• **TASK BRIEF**:
Return the whole listing, keeping every character the same.

• **EXCERPTED RECORDS**:
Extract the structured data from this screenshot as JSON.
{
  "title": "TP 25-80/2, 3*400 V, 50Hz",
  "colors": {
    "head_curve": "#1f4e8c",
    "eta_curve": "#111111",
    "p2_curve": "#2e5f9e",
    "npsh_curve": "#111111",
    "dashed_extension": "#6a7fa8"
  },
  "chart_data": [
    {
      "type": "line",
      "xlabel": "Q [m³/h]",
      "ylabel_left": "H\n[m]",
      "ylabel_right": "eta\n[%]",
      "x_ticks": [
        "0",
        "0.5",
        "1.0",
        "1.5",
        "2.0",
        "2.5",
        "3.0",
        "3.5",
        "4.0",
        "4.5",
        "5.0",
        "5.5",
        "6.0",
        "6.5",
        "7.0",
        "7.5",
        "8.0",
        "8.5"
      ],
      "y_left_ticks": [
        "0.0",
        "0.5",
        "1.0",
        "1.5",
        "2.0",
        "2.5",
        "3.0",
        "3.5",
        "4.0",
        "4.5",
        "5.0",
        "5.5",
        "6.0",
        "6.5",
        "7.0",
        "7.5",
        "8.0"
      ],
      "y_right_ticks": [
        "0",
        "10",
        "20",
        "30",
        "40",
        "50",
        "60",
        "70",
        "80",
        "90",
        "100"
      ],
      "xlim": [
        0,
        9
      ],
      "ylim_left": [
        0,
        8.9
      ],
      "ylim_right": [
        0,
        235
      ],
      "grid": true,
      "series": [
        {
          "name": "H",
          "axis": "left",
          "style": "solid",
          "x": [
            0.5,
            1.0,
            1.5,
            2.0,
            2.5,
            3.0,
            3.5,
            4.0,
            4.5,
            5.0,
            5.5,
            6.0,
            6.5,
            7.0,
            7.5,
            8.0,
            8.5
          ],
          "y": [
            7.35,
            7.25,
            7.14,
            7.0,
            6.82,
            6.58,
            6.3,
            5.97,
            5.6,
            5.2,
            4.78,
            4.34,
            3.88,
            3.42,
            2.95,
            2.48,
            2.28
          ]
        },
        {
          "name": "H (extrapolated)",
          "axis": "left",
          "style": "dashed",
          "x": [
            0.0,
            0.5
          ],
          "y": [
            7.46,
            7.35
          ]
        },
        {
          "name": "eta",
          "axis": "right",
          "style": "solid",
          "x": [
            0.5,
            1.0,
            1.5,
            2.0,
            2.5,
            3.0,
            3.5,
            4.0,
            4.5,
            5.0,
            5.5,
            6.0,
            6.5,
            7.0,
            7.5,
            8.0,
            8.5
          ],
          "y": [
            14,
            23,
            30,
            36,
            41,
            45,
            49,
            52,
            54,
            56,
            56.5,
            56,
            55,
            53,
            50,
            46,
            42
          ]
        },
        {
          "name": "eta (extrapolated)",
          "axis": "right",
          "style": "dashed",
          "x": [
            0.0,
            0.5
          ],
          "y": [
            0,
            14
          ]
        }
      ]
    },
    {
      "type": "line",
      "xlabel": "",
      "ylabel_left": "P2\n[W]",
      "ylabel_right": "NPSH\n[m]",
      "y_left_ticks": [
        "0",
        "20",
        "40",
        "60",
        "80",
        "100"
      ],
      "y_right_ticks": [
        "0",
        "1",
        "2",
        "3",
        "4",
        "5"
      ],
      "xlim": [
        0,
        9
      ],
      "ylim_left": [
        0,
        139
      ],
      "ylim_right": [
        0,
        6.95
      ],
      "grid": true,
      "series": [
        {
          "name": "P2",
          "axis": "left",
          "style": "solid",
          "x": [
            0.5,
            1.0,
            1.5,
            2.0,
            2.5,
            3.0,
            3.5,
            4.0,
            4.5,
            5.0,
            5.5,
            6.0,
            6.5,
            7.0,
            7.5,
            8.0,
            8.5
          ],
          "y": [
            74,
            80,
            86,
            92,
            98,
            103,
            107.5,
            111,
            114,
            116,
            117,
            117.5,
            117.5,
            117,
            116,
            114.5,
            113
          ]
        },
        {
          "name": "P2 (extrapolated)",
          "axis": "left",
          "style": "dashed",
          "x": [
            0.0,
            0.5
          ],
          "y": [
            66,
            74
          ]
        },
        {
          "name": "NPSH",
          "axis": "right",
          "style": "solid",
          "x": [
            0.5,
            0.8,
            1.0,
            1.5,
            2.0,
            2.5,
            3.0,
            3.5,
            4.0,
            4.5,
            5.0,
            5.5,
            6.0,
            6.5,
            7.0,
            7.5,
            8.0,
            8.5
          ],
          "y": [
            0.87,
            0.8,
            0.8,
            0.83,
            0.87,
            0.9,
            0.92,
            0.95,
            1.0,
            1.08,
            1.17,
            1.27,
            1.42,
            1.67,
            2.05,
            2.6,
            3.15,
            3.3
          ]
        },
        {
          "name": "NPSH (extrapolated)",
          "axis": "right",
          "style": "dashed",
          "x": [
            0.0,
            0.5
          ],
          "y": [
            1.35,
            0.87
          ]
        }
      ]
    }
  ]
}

• **WRITTEN ANSWER**:
Extract the structured data from this screenshot as JSON.
{
  "title": "TP 25-80/2, 3*400 V, 50Hz",
  "colors": {
    "head_curve": "#1f4e8c",
    "eta_curve": "#111111",
    "p2_curve": "#2e5f9e",
    "npsh_curve": "#111111",
    "dashed_extension": "#6a7fa8"
  },
  "chart_data": [
    {
      "type": "line",
      "xlabel": "Q [m³/h]",
      "ylabel_left": "H\n[m]",
      "ylabel_right": "eta\n[%]",
      "x_ticks": [
        "0",
        "0.5",
        "1.0",
        "1.5",
        "2.0",
        "2.5",
        "3.0",
        "3.5",
        "4.0",
        "4.5",
        "5.0",
        "5.5",
        "6.0",
        "6.5",
        "7.0",
        "7.5",
        "8.0",
        "8.5"
      ],
      "y_left_ticks": [
        "0.0",
        "0.5",
        "1.0",
        "1.5",
        "2.0",
        "2.5",
        "3.0",
        "3.5",
        "4.0",
        "4.5",
        "5.0",
        "5.5",
        "6.0",
        "6.5",
        "7.0",
        "7.5",
        "8.0"
      ],
      "y_right_ticks": [
        "0",
        "10",
        "20",
        "30",
        "40",
        "50",
        "60",
        "70",
        "80",
        "90",
        "100"
      ],
      "xlim": [
        0,
        9
      ],
      "ylim_left": [
        0,
        8.9
      ],
      "ylim_right": [
        0,
        235
      ],
      "grid": true,
      "series": [
        {
          "name": "H",
          "axis": "left",
          "style": "solid",
          "x": [
            0.5,
            1.0,
            1.5,
            2.0,
            2.5,
            3.0,
            3.5,
            4.0,
            4.5,
            5.0,
            5.5,
            6.0,
            6.5,
            7.0,
            7.5,
            8.0,
            8.5
          ],
          "y": [
            7.35,
            7.25,
            7.14,
            7.0,
            6.82,
            6.58,
            6.3,
            5.97,
            5.6,
            5.2,
            4.78,
            4.34,
            3.88,
            3.42,
            2.95,
            2.48,
            2.28
          ]
        },
        {
          "name": "H (extrapolated)",
          "axis": "left",
          "style": "dashed",
          "x": [
            0.0,
            0.5
          ],
          "y": [
            7.46,
            7.35
          ]
        },
        {
          "name": "eta",
          "axis": "right",
          "style": "solid",
          "x": [
            0.5,
            1.0,
            1.5,
            2.0,
            2.5,
            3.0,
            3.5,
            4.0,
            4.5,
            5.0,
            5.5,
            6.0,
            6.5,
            7.0,
            7.5,
            8.0,
            8.5
          ],
          "y": [
            14,
            23,
            30,
            36,
            41,
            45,
            49,
            52,
            54,
            56,
            56.5,
            56,
            55,
            53,
            50,
            46,
            42
          ]
        },
        {
          "name": "eta (extrapolated)",
          "axis": "right",
          "style": "dashed",
          "x": [
            0.0,
            0.5
          ],
          "y": [
            0,
            14
          ]
        }
      ]
    },
    {
      "type": "line",
      "xlabel": "",
      "ylabel_left": "P2\n[W]",
      "ylabel_right": "NPSH\n[m]",
      "y_left_ticks": [
        "0",
        "20",
        "40",
        "60",
        "80",
        "100"
      ],
      "y_right_ticks": [
        "0",
        "1",
        "2",
        "3",
        "4",
        "5"
      ],
      "xlim": [
        0,
        9
      ],
      "ylim_left": [
        0,
        139
      ],
      "ylim_right": [
        0,
        6.95
      ],
      "grid": true,
      "series": [
        {
          "name": "P2",
          "axis": "left",
          "style": "solid",
          "x": [
            0.5,
            1.0,
            1.5,
            2.0,
            2.5,
            3.0,
            3.5,
            4.0,
            4.5,
            5.0,
            5.5,
            6.0,
            6.5,
            7.0,
            7.5,
            8.0,
            8.5
          ],
          "y": [
            74,
            80,
            86,
            92,
            98,
            103,
            107.5,
            111,
            114,
            116,
            117,
            117.5,
            117.5,
            117,
            116,
            114.5,
            113
          ]
        },
        {
          "name": "P2 (extrapolated)",
          "axis": "left",
          "style": "dashed",
          "x": [
            0.0,
            0.5
          ],
          "y": [
            66,
            74
          ]
        },
        {
          "name": "NPSH",
          "axis": "right",
          "style": "solid",
          "x": [
            0.5,
            0.8,
            1.0,
            1.5,
            2.0,
            2.5,
            3.0,
            3.5,
            4.0,
            4.5,
            5.0,
            5.5,
            6.0,
            6.5,
            7.0,
            7.5,
            8.0,
            8.5
          ],
          "y": [
            0.87,
            0.8,
            0.8,
            0.83,
            0.87,
            0.9,
            0.92,
            0.95,
            1.0,
            1.08,
            1.17,
            1.27,
            1.42,
            1.67,
            2.05,
            2.6,
            3.15,
            3.3
          ]
        },
        {
          "name": "NPSH (extrapolated)",
          "axis": "right",
          "style": "dashed",
          "x": [
            0.0,
            0.5
          ],
          "y": [
            1.35,
            0.87
          ]
        }
      ]
    }
  ]
}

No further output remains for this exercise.